**TASK STATEMENT:**
Take every line from the material that has the word "проведения" in it.

Stored data entries
★ ★ ★ ★

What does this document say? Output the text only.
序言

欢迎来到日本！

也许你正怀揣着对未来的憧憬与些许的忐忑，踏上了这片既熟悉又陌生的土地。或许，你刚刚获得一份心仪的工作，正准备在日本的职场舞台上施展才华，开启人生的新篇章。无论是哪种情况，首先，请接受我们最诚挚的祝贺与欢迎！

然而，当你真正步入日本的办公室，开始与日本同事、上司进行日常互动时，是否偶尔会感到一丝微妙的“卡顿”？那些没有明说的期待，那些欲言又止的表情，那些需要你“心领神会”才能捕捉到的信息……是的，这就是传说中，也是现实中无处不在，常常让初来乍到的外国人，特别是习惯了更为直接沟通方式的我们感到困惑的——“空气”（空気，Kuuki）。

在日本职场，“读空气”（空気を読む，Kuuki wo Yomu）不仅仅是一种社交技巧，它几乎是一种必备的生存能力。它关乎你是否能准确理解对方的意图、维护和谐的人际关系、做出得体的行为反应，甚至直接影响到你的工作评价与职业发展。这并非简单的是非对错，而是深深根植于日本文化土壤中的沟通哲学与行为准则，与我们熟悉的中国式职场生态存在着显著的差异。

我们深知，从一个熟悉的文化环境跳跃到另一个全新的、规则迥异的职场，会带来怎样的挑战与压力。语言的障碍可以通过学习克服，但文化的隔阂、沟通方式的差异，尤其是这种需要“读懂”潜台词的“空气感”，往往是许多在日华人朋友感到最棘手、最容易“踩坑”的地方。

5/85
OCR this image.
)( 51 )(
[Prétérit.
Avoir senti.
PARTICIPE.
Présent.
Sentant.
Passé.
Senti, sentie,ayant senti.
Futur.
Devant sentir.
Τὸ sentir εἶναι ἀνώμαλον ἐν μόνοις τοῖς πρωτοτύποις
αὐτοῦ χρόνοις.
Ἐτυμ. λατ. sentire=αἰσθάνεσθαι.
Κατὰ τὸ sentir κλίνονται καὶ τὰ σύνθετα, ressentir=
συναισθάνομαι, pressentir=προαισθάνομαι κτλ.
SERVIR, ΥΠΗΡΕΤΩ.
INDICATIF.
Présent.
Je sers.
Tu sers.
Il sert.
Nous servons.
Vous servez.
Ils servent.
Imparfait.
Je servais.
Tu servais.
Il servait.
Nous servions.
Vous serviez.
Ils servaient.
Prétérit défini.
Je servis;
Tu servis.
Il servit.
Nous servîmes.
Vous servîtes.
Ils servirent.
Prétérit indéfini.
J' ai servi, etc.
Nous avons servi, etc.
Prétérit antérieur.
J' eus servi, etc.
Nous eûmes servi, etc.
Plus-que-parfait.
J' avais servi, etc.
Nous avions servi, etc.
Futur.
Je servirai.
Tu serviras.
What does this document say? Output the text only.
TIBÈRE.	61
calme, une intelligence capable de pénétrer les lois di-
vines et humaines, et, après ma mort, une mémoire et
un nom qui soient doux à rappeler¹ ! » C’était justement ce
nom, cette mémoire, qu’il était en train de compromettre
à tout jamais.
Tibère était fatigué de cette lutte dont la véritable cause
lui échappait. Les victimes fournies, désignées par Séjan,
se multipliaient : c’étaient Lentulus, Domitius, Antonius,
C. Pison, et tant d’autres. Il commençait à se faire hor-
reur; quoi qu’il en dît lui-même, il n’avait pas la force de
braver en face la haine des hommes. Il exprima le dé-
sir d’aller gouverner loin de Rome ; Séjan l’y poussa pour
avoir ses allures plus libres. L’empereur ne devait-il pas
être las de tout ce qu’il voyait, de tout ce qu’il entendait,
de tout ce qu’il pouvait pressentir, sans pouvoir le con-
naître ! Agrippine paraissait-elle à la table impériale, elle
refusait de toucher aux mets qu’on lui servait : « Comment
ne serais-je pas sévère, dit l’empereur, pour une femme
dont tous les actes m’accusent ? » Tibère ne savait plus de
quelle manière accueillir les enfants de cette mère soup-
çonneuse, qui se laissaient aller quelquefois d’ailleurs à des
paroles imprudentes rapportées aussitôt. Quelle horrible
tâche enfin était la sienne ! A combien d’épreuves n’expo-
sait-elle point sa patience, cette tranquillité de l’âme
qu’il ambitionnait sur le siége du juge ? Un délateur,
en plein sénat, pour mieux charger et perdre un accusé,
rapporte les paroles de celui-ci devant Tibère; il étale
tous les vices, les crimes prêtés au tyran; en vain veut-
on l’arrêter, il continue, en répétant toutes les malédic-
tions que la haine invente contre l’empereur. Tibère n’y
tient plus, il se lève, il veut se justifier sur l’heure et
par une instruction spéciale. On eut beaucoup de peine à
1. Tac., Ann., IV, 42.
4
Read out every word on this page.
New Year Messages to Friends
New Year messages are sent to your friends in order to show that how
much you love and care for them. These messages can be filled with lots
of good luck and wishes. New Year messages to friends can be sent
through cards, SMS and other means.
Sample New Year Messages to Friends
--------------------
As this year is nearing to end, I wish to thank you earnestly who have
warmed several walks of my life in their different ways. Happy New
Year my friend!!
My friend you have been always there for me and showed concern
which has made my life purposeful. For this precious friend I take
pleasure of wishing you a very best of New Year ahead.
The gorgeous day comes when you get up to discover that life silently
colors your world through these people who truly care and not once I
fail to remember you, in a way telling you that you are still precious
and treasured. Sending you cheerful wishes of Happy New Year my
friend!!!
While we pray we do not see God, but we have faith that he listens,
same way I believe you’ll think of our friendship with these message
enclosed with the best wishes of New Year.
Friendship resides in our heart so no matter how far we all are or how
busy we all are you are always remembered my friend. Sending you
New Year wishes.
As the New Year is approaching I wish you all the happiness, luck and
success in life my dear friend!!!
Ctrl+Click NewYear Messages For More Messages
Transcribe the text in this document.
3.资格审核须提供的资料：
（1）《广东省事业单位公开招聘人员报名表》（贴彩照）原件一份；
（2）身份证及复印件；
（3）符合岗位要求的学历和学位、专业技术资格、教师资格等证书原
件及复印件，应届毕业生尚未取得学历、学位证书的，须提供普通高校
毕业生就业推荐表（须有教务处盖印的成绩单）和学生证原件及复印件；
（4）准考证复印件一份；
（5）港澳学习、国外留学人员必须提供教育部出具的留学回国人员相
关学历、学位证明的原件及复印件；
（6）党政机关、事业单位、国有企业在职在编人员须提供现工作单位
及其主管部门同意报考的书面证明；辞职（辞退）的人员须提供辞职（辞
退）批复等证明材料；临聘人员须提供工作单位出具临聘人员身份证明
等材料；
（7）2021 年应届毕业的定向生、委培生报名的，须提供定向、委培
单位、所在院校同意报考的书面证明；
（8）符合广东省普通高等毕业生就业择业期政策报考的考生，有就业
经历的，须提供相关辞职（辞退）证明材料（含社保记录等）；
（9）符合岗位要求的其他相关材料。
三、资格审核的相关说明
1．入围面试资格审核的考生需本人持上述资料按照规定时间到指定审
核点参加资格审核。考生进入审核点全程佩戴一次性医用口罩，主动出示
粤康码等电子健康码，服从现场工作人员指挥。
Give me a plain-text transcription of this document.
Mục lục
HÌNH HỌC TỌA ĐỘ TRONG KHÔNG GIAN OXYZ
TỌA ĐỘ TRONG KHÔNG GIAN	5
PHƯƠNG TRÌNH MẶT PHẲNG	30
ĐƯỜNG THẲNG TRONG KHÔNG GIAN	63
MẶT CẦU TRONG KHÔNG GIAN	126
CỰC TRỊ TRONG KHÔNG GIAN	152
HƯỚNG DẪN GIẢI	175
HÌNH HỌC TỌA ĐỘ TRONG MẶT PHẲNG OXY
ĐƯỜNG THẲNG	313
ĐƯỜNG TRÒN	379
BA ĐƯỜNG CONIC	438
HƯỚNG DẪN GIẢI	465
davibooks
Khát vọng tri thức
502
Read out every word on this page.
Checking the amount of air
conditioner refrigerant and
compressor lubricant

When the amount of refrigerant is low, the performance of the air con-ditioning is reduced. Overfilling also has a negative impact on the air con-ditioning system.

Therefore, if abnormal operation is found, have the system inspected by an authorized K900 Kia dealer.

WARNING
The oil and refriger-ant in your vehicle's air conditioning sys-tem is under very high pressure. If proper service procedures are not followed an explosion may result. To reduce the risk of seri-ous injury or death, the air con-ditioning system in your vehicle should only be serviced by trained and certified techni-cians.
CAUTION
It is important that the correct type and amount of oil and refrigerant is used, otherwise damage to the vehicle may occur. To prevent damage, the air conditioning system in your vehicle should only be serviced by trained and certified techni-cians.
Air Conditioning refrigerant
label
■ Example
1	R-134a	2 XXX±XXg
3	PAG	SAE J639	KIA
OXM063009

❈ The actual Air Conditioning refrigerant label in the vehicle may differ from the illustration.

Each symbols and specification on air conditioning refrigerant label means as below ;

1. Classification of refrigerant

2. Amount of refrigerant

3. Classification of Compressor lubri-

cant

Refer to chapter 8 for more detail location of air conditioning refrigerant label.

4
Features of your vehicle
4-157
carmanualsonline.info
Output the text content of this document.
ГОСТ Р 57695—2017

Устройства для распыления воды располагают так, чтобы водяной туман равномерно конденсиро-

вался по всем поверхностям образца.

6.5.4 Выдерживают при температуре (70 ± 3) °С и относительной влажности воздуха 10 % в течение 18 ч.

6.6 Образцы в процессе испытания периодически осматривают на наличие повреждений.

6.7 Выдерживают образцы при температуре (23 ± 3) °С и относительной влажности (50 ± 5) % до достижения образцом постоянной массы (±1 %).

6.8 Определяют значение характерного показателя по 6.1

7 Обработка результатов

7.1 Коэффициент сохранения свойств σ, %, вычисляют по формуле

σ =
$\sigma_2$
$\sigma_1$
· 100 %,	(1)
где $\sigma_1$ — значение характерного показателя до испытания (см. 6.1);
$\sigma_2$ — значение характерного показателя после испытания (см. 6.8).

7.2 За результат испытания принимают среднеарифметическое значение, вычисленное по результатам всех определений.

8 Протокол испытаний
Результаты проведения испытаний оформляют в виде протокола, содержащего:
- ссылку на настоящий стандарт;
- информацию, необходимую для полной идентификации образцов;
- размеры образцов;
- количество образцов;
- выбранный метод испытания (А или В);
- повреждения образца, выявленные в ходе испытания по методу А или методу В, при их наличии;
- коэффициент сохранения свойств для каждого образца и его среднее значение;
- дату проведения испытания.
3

★ ★ ★ ★

**ANSWER TO THE PROBLEM:**
Результаты проведения испытаний оформляют в виде протокола, содержащего:
- дату проведения испытания.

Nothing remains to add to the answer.